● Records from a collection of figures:
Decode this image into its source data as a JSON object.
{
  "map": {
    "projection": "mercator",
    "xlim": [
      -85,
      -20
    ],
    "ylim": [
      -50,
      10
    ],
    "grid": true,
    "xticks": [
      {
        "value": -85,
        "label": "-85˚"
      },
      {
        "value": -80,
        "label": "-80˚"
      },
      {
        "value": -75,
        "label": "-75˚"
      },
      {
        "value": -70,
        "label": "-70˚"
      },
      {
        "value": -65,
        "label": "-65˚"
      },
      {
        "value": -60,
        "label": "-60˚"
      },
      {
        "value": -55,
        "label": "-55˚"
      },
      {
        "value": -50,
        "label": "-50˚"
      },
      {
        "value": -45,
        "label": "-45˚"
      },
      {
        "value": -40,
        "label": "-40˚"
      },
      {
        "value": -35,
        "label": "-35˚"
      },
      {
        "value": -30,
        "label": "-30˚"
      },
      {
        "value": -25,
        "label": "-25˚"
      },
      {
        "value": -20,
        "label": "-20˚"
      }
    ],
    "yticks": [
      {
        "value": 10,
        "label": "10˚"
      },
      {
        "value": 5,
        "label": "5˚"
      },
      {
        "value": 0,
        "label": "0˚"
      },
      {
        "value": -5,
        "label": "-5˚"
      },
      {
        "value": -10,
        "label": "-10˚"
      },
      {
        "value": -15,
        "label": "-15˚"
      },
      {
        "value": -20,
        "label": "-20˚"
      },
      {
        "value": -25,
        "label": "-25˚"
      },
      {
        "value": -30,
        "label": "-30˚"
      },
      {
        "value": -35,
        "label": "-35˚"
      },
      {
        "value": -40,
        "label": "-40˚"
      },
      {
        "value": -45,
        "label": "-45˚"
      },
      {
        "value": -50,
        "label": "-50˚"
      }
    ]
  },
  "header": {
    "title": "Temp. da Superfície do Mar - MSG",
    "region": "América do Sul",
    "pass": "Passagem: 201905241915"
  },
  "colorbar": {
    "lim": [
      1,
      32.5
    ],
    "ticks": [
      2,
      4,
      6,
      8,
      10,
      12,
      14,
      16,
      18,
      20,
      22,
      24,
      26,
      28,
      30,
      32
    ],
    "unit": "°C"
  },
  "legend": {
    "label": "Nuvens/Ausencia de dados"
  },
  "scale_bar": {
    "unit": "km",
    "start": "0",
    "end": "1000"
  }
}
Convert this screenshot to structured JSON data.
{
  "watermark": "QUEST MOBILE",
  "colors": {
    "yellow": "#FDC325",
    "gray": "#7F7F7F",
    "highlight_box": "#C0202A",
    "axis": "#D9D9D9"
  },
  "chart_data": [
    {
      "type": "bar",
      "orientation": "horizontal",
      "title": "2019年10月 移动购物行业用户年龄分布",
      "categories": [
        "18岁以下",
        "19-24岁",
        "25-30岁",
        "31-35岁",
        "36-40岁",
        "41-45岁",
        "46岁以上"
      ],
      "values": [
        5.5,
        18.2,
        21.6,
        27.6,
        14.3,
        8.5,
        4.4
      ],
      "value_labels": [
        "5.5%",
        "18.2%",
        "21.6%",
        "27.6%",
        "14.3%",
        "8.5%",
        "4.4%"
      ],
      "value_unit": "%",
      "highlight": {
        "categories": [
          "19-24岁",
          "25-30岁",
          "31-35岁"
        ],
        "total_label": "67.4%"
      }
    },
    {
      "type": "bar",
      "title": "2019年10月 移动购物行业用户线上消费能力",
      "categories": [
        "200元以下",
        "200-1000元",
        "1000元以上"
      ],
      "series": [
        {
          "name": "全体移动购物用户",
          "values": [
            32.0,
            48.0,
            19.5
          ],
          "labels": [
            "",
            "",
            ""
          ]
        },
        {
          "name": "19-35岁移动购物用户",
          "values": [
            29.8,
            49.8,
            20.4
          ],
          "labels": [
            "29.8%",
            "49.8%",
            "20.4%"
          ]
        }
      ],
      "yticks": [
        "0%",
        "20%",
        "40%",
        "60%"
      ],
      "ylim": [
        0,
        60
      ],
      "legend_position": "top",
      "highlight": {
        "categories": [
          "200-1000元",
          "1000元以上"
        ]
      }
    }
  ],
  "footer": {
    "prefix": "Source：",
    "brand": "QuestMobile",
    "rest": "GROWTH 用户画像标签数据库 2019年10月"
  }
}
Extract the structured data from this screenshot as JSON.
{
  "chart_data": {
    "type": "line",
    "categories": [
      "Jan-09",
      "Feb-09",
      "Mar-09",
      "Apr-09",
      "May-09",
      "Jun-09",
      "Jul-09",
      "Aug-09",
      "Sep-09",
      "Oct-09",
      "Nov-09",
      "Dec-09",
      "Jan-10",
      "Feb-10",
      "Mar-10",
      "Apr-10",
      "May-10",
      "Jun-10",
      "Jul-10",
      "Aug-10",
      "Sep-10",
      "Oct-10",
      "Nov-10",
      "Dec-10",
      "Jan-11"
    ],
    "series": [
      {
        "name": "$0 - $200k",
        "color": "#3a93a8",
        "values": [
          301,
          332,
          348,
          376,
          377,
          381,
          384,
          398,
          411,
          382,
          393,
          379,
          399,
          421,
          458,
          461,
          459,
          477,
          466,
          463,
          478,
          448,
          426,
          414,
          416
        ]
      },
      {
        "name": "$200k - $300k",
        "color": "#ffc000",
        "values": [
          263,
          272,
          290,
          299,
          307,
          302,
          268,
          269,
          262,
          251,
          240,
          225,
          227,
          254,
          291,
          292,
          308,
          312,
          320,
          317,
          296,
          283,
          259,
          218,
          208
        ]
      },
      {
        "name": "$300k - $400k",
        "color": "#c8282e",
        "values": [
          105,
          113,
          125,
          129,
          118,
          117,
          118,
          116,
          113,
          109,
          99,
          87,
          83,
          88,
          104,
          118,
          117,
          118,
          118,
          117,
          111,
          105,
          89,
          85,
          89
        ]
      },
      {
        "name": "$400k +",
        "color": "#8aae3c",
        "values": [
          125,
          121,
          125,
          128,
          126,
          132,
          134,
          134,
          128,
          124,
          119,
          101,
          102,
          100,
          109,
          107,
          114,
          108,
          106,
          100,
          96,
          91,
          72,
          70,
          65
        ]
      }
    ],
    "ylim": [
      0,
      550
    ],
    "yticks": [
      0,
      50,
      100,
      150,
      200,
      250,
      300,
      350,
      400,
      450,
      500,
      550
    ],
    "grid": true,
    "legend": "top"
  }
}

● Direction: Each line must be given again exactly as written above.

● Task result:
Decode this image into its source data as a JSON object.
{
  "map": {
    "projection": "mercator",
    "xlim": [
      -85,
      -20
    ],
    "ylim": [
      -50,
      10
    ],
    "grid": true,
    "xticks": [
      {
        "value": -85,
        "label": "-85˚"
      },
      {
        "value": -80,
        "label": "-80˚"
      },
      {
        "value": -75,
        "label": "-75˚"
      },
      {
        "value": -70,
        "label": "-70˚"
      },
      {
        "value": -65,
        "label": "-65˚"
      },
      {
        "value": -60,
        "label": "-60˚"
      },
      {
        "value": -55,
        "label": "-55˚"
      },
      {
        "value": -50,
        "label": "-50˚"
      },
      {
        "value": -45,
        "label": "-45˚"
      },
      {
        "value": -40,
        "label": "-40˚"
      },
      {
        "value": -35,
        "label": "-35˚"
      },
      {
        "value": -30,
        "label": "-30˚"
      },
      {
        "value": -25,
        "label": "-25˚"
      },
      {
        "value": -20,
        "label": "-20˚"
      }
    ],
    "yticks": [
      {
        "value": 10,
        "label": "10˚"
      },
      {
        "value": 5,
        "label": "5˚"
      },
      {
        "value": 0,
        "label": "0˚"
      },
      {
        "value": -5,
        "label": "-5˚"
      },
      {
        "value": -10,
        "label": "-10˚"
      },
      {
        "value": -15,
        "label": "-15˚"
      },
      {
        "value": -20,
        "label": "-20˚"
      },
      {
        "value": -25,
        "label": "-25˚"
      },
      {
        "value": -30,
        "label": "-30˚"
      },
      {
        "value": -35,
        "label": "-35˚"
      },
      {
        "value": -40,
        "label": "-40˚"
      },
      {
        "value": -45,
        "label": "-45˚"
      },
      {
        "value": -50,
        "label": "-50˚"
      }
    ]
  },
  "header": {
    "title": "Temp. da Superfície do Mar - MSG",
    "region": "América do Sul",
    "pass": "Passagem: 201905241915"
  },
  "colorbar": {
    "lim": [
      1,
      32.5
    ],
    "ticks": [
      2,
      4,
      6,
      8,
      10,
      12,
      14,
      16,
      18,
      20,
      22,
      24,
      26,
      28,
      30,
      32
    ],
    "unit": "°C"
  },
  "legend": {
    "label": "Nuvens/Ausencia de dados"
  },
  "scale_bar": {
    "unit": "km",
    "start": "0",
    "end": "1000"
  }
}
Convert this screenshot to structured JSON data.
{
  "watermark": "QUEST MOBILE",
  "colors": {
    "yellow": "#FDC325",
    "gray": "#7F7F7F",
    "highlight_box": "#C0202A",
    "axis": "#D9D9D9"
  },
  "chart_data": [
    {
      "type": "bar",
      "orientation": "horizontal",
      "title": "2019年10月 移动购物行业用户年龄分布",
      "categories": [
        "18岁以下",
        "19-24岁",
        "25-30岁",
        "31-35岁",
        "36-40岁",
        "41-45岁",
        "46岁以上"
      ],
      "values": [
        5.5,
        18.2,
        21.6,
        27.6,
        14.3,
        8.5,
        4.4
      ],
      "value_labels": [
        "5.5%",
        "18.2%",
        "21.6%",
        "27.6%",
        "14.3%",
        "8.5%",
        "4.4%"
      ],
      "value_unit": "%",
      "highlight": {
        "categories": [
          "19-24岁",
          "25-30岁",
          "31-35岁"
        ],
        "total_label": "67.4%"
      }
    },
    {
      "type": "bar",
      "title": "2019年10月 移动购物行业用户线上消费能力",
      "categories": [
        "200元以下",
        "200-1000元",
        "1000元以上"
      ],
      "series": [
        {
          "name": "全体移动购物用户",
          "values": [
            32.0,
            48.0,
            19.5
          ],
          "labels": [
            "",
            "",
            ""
          ]
        },
        {
          "name": "19-35岁移动购物用户",
          "values": [
            29.8,
            49.8,
            20.4
          ],
          "labels": [
            "29.8%",
            "49.8%",
            "20.4%"
          ]
        }
      ],
      "yticks": [
        "0%",
        "20%",
        "40%",
        "60%"
      ],
      "ylim": [
        0,
        60
      ],
      "legend_position": "top",
      "highlight": {
        "categories": [
          "200-1000元",
          "1000元以上"
        ]
      }
    }
  ],
  "footer": {
    "prefix": "Source：",
    "brand": "QuestMobile",
    "rest": "GROWTH 用户画像标签数据库 2019年10月"
  }
}
Extract the structured data from this screenshot as JSON.
{
  "chart_data": {
    "type": "line",
    "categories": [
      "Jan-09",
      "Feb-09",
      "Mar-09",
      "Apr-09",
      "May-09",
      "Jun-09",
      "Jul-09",
      "Aug-09",
      "Sep-09",
      "Oct-09",
      "Nov-09",
      "Dec-09",
      "Jan-10",
      "Feb-10",
      "Mar-10",
      "Apr-10",
      "May-10",
      "Jun-10",
      "Jul-10",
      "Aug-10",
      "Sep-10",
      "Oct-10",
      "Nov-10",
      "Dec-10",
      "Jan-11"
    ],
    "series": [
      {
        "name": "$0 - $200k",
        "color": "#3a93a8",
        "values": [
          301,
          332,
          348,
          376,
          377,
          381,
          384,
          398,
          411,
          382,
          393,
          379,
          399,
          421,
          458,
          461,
          459,
          477,
          466,
          463,
          478,
          448,
          426,
          414,
          416
        ]
      },
      {
        "name": "$200k - $300k",
        "color": "#ffc000",
        "values": [
          263,
          272,
          290,
          299,
          307,
          302,
          268,
          269,
          262,
          251,
          240,
          225,
          227,
          254,
          291,
          292,
          308,
          312,
          320,
          317,
          296,
          283,
          259,
          218,
          208
        ]
      },
      {
        "name": "$300k - $400k",
        "color": "#c8282e",
        "values": [
          105,
          113,
          125,
          129,
          118,
          117,
          118,
          116,
          113,
          109,
          99,
          87,
          83,
          88,
          104,
          118,
          117,
          118,
          118,
          117,
          111,
          105,
          89,
          85,
          89
        ]
      },
      {
        "name": "$400k +",
        "color": "#8aae3c",
        "values": [
          125,
          121,
          125,
          128,
          126,
          132,
          134,
          134,
          128,
          124,
          119,
          101,
          102,
          100,
          109,
          107,
          114,
          108,
          106,
          100,
          96,
          91,
          72,
          70,
          65
        ]
      }
    ],
    "ylim": [
      0,
      550
    ],
    "yticks": [
      0,
      50,
      100,
      150,
      200,
      250,
      300,
      350,
      400,
      450,
      500,
      550
    ],
    "grid": true,
    "legend": "top"
  }
}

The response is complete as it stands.